• Job
From the entries below, work out the number of lines that hold the word "this", and give that number alone.

[Dataset rows]
— START —

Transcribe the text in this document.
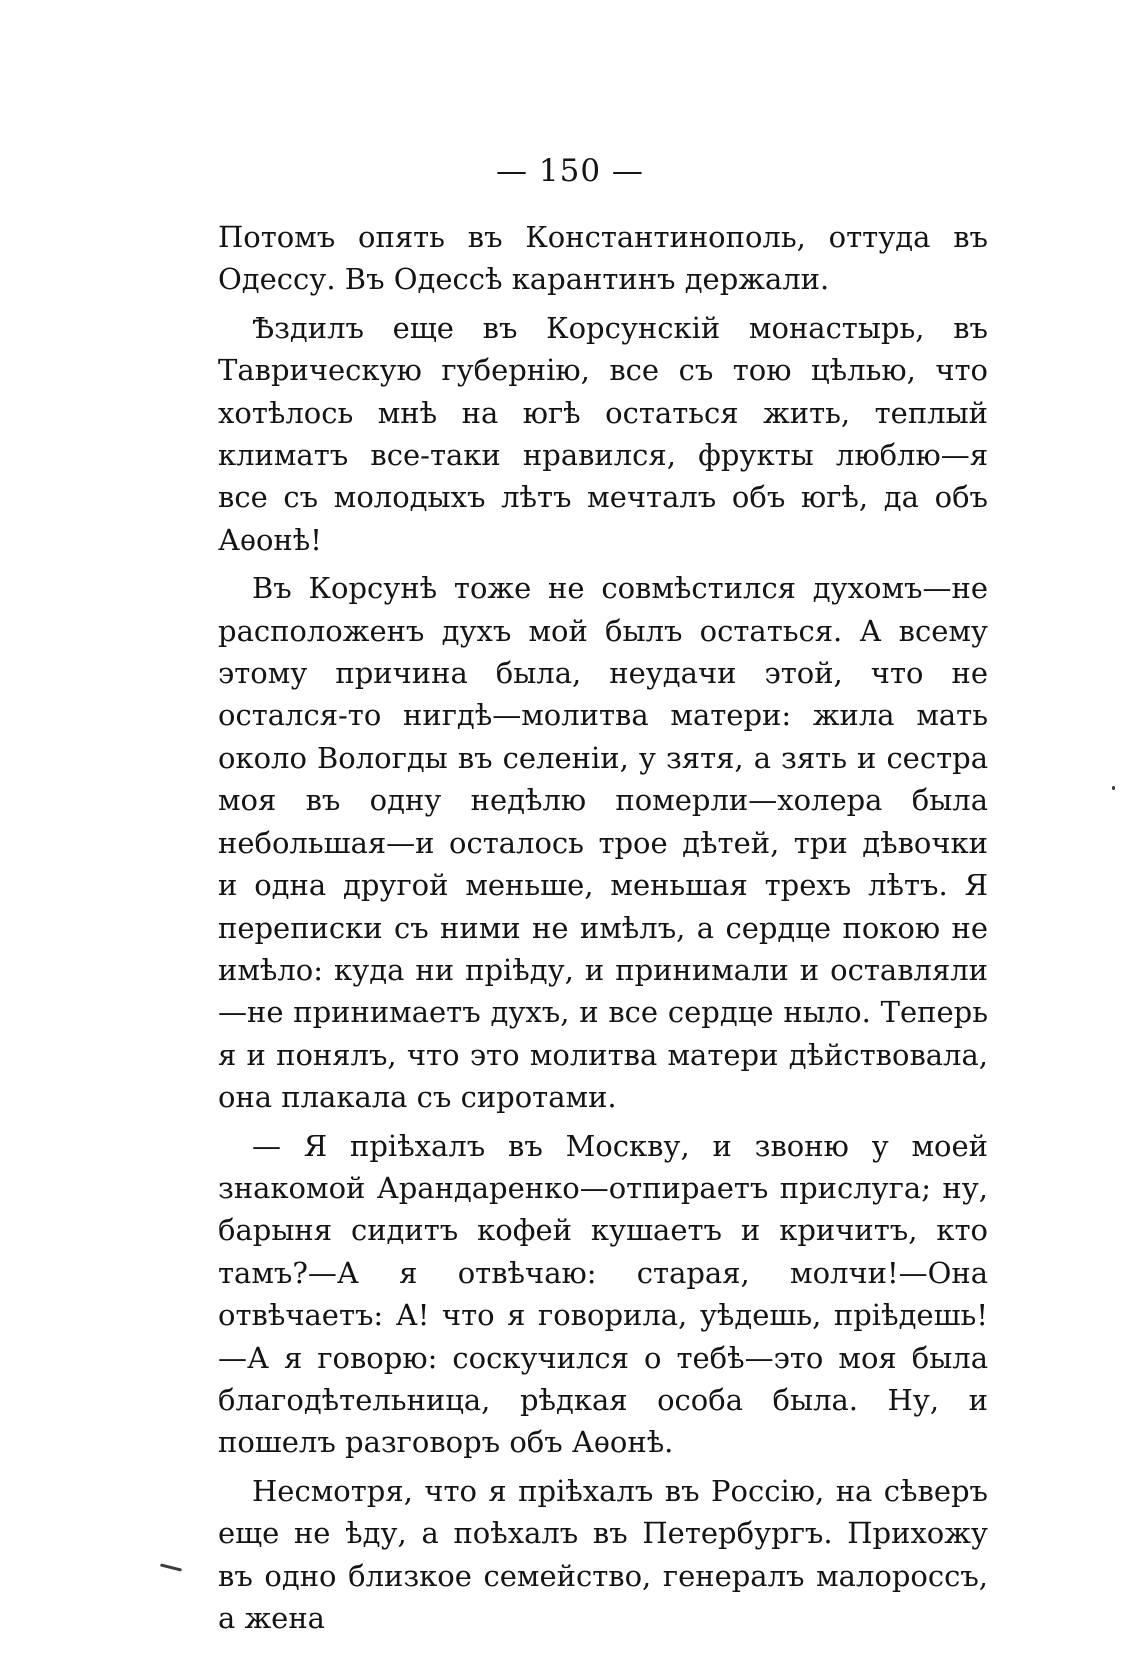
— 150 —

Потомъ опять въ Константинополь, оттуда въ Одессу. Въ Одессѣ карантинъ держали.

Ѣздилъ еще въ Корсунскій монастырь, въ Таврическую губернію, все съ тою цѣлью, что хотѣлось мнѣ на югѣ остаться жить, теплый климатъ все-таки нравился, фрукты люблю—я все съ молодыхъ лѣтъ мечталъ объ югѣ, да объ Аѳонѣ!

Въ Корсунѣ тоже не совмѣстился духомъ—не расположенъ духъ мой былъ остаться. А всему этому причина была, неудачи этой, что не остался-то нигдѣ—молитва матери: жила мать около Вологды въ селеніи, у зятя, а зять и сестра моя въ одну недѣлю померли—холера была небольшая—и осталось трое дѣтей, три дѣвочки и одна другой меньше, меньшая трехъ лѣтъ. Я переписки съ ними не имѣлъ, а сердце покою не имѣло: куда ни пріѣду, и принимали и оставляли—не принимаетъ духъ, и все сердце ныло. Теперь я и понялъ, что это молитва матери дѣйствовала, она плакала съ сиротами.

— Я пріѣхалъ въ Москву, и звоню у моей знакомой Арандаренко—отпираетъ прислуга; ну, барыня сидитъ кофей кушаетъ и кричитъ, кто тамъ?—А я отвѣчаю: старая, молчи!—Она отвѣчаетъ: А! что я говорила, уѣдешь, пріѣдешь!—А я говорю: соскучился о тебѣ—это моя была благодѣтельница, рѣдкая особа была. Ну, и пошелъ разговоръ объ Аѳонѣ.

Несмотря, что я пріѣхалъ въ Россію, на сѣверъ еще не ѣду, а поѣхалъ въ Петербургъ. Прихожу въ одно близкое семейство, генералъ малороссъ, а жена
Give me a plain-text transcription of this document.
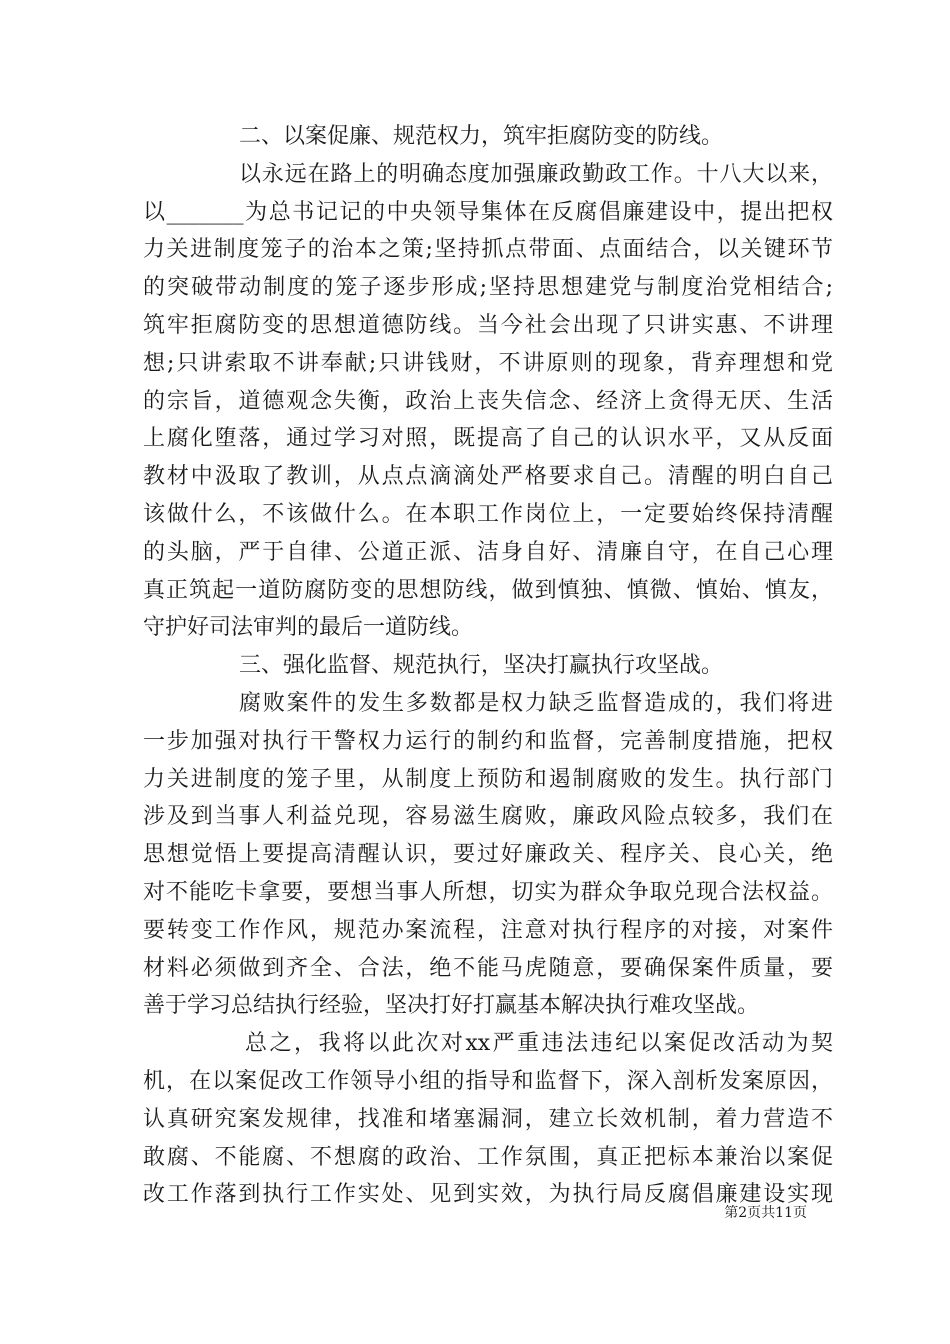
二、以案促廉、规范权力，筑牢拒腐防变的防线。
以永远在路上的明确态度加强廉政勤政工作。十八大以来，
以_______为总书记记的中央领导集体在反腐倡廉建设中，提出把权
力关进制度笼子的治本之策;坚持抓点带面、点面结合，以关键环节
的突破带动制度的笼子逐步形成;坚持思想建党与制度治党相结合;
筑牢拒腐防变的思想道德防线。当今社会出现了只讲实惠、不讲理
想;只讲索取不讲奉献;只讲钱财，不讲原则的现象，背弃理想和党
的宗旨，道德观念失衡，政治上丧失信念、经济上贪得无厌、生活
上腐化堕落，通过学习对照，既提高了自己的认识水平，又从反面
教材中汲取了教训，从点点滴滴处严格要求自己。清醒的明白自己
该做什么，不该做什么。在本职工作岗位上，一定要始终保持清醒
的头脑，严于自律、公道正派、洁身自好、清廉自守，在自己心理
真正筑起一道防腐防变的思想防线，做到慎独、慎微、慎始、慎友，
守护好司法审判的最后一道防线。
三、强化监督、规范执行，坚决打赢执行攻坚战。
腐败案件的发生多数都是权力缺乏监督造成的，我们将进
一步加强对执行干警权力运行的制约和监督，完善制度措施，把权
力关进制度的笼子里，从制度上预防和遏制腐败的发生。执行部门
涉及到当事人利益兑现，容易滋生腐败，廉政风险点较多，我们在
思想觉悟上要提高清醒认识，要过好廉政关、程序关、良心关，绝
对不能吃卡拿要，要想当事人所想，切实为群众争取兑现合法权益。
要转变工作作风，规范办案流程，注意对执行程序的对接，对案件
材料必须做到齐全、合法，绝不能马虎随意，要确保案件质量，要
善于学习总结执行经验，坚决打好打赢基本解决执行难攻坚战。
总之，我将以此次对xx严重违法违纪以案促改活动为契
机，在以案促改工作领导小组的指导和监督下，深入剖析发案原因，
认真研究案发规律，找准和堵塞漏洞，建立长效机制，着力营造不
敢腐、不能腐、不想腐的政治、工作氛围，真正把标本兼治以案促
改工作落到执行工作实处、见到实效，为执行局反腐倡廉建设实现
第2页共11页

— END —
— START —

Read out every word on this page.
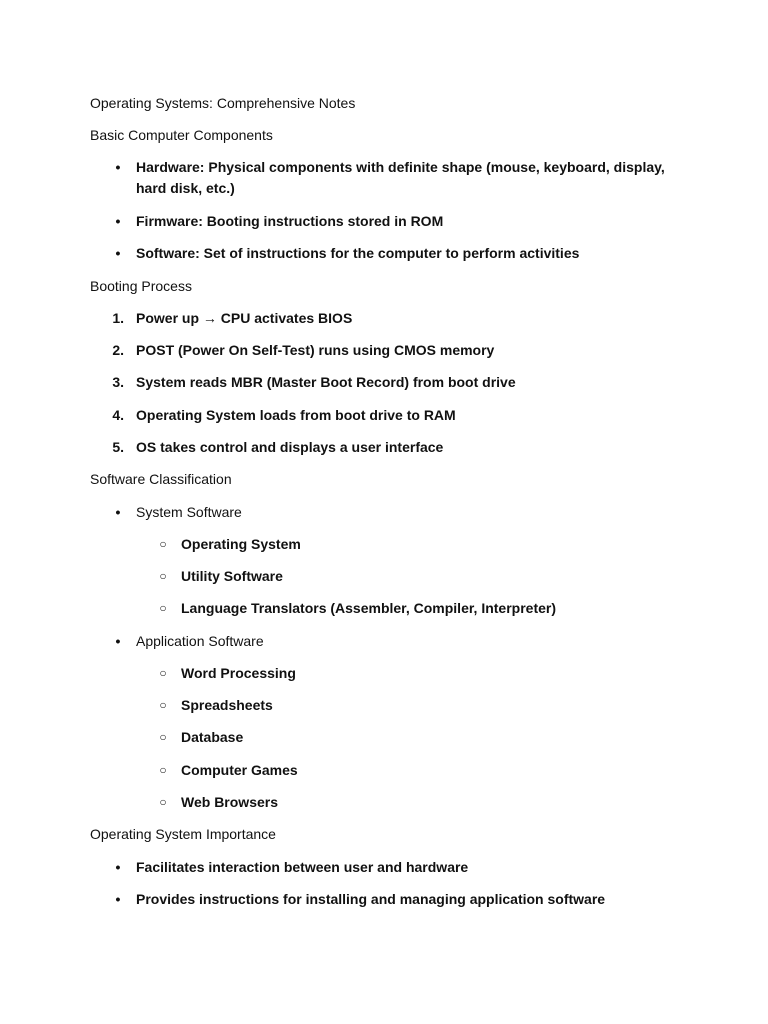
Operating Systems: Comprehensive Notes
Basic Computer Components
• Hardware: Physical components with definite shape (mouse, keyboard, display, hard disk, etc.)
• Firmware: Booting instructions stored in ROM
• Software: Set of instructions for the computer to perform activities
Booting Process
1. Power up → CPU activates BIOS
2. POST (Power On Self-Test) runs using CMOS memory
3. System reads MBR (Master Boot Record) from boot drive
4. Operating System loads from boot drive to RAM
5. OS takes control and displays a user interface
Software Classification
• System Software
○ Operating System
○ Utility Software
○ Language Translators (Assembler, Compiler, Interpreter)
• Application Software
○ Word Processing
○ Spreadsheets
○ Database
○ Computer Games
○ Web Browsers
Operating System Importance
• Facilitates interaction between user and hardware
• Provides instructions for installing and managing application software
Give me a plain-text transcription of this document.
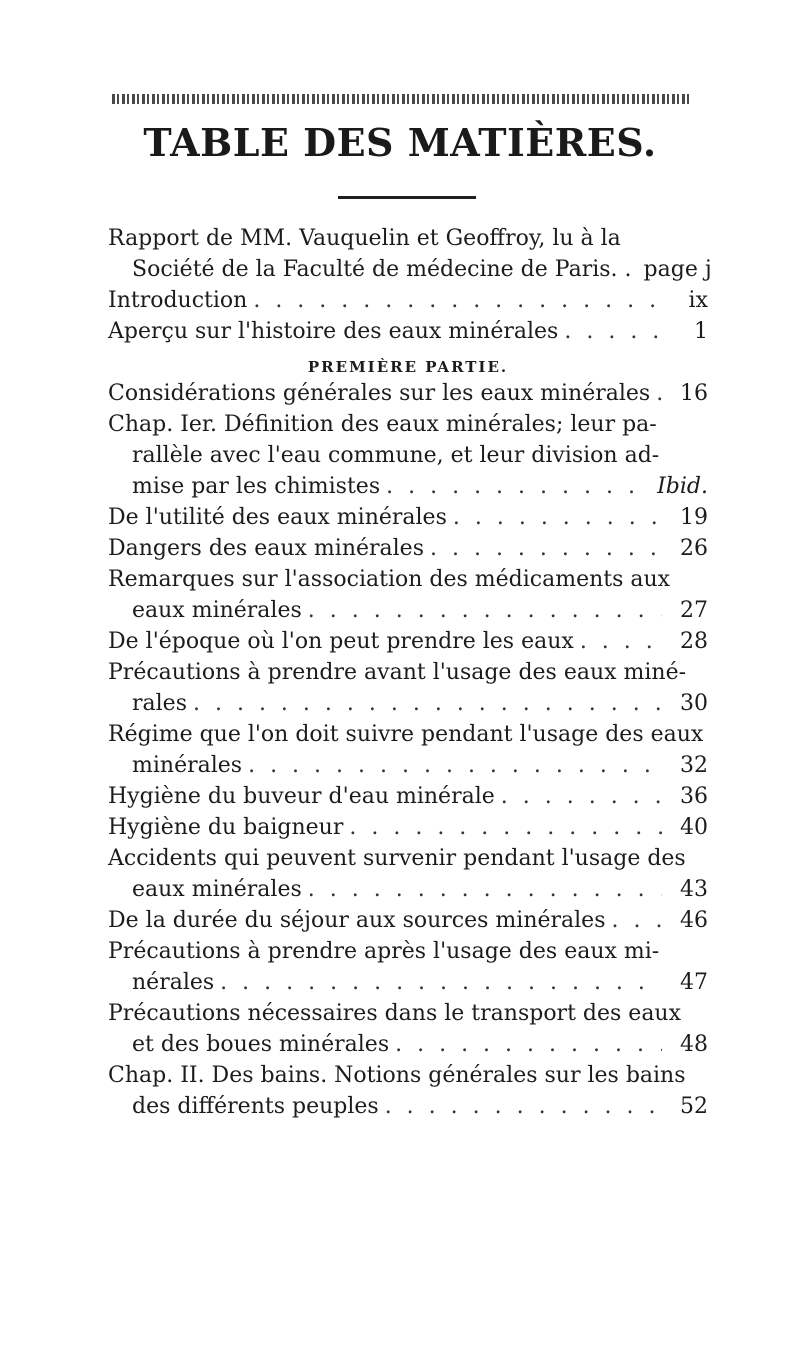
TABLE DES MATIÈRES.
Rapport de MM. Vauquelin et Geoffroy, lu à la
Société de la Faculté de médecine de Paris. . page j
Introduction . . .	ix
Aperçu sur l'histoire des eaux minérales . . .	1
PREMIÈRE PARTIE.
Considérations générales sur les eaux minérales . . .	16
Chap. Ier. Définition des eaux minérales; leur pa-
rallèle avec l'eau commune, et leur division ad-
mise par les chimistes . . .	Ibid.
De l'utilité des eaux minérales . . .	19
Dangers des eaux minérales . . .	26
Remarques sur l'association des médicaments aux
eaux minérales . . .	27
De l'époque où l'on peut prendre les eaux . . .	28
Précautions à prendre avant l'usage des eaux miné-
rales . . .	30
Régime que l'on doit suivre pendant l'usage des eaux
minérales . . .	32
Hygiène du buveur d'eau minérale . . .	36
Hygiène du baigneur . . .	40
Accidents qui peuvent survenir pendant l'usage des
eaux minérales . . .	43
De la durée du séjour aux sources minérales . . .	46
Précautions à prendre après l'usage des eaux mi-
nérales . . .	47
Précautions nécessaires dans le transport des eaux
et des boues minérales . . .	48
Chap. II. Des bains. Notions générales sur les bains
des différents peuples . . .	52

— END —

• Exercise answer
4